▶ [Goal of the exercise] Determine how many lines of the entries contain "payment". Reply with that number alone.

Extracted records
──────
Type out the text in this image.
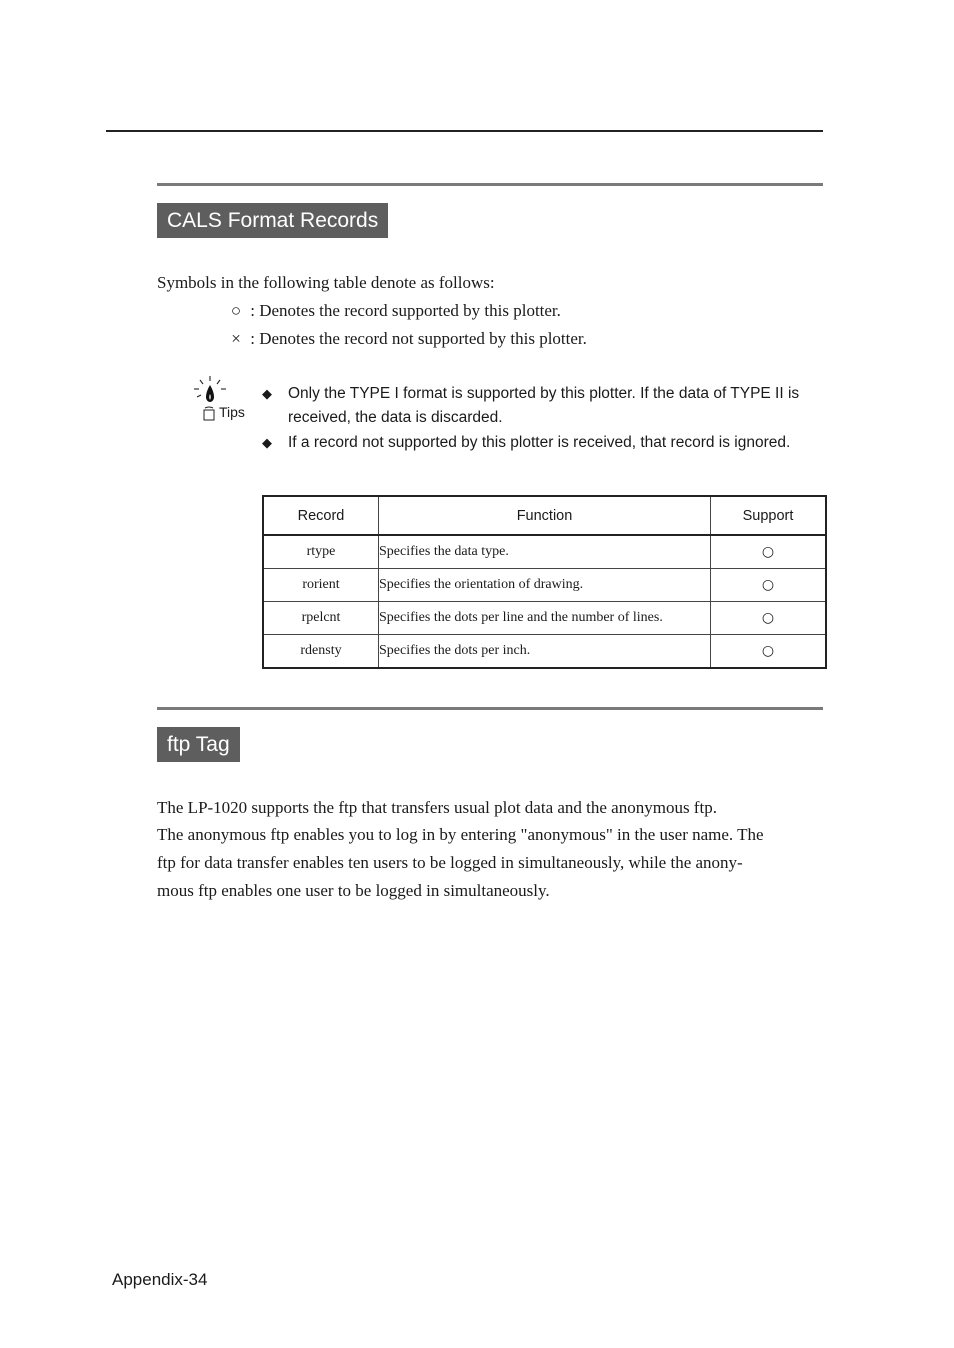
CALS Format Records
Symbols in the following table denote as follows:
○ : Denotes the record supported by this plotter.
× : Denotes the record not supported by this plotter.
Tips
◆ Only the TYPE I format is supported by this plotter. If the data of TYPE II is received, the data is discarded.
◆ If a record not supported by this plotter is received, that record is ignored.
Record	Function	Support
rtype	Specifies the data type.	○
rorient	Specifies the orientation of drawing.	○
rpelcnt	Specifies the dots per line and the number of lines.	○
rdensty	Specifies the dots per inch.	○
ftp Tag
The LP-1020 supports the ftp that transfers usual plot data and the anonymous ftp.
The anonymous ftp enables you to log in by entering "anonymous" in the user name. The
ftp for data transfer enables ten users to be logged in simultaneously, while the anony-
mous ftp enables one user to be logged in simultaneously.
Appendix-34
──────
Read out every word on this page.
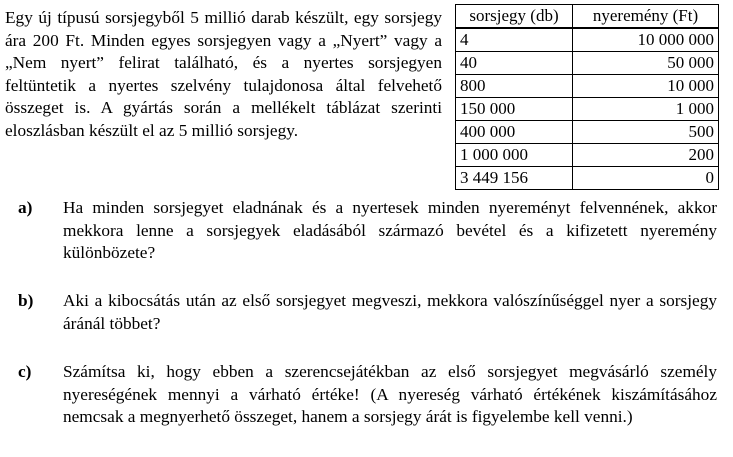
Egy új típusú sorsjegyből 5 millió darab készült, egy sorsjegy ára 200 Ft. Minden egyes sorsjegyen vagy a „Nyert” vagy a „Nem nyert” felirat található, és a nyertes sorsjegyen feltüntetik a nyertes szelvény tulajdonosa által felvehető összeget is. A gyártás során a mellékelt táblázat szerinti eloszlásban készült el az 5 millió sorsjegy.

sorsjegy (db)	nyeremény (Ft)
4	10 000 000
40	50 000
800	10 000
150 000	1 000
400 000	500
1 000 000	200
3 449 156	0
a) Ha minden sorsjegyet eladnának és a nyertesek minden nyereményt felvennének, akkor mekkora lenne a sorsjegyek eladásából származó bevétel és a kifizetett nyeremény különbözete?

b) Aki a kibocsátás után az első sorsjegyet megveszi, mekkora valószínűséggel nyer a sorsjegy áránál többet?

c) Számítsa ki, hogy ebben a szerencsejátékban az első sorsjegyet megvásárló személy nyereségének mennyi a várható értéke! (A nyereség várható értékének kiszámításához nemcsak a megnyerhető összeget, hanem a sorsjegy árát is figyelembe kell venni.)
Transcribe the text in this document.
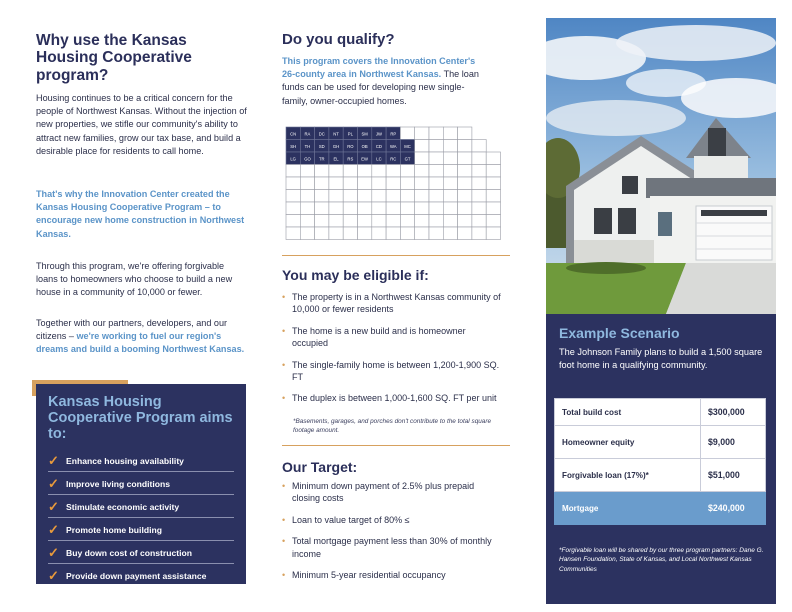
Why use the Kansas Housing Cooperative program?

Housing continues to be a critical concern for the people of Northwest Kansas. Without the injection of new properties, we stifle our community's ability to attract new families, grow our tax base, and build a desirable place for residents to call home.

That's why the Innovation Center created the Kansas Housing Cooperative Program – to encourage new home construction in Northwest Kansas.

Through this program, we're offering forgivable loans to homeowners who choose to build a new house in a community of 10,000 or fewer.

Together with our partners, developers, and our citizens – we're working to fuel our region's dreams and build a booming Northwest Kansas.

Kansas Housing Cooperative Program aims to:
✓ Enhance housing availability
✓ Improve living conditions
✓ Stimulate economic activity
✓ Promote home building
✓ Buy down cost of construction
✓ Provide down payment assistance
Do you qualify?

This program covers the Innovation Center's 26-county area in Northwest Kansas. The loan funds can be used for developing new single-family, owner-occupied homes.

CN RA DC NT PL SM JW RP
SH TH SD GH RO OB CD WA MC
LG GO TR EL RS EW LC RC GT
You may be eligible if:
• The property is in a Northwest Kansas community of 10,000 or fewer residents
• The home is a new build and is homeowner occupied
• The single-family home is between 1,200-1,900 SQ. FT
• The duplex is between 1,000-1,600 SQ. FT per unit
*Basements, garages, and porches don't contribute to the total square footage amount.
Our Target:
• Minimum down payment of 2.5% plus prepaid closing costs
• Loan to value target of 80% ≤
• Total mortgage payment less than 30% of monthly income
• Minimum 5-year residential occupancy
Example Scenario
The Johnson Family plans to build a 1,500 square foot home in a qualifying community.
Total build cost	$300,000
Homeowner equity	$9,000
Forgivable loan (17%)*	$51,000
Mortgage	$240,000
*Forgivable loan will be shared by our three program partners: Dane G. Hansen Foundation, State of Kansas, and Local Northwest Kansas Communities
──────
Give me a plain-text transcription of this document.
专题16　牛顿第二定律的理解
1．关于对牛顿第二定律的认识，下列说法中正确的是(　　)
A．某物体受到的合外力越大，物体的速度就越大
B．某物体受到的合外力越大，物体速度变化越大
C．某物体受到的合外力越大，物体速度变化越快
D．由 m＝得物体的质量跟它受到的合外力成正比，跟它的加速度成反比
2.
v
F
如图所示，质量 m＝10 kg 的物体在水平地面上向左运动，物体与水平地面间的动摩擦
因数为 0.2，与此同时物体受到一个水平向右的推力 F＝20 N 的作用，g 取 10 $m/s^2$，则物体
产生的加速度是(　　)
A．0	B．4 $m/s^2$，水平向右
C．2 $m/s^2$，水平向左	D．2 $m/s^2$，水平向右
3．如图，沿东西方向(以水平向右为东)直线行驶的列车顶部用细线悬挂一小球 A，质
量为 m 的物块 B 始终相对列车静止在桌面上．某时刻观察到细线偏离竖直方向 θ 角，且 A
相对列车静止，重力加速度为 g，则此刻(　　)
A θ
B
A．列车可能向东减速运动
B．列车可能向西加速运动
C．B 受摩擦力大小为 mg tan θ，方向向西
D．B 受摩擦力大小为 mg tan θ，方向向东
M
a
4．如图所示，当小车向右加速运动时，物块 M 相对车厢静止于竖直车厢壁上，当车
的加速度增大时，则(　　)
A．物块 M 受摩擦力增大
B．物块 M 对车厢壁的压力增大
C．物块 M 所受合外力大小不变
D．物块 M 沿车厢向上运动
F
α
──────
▶ [Expected answer] 3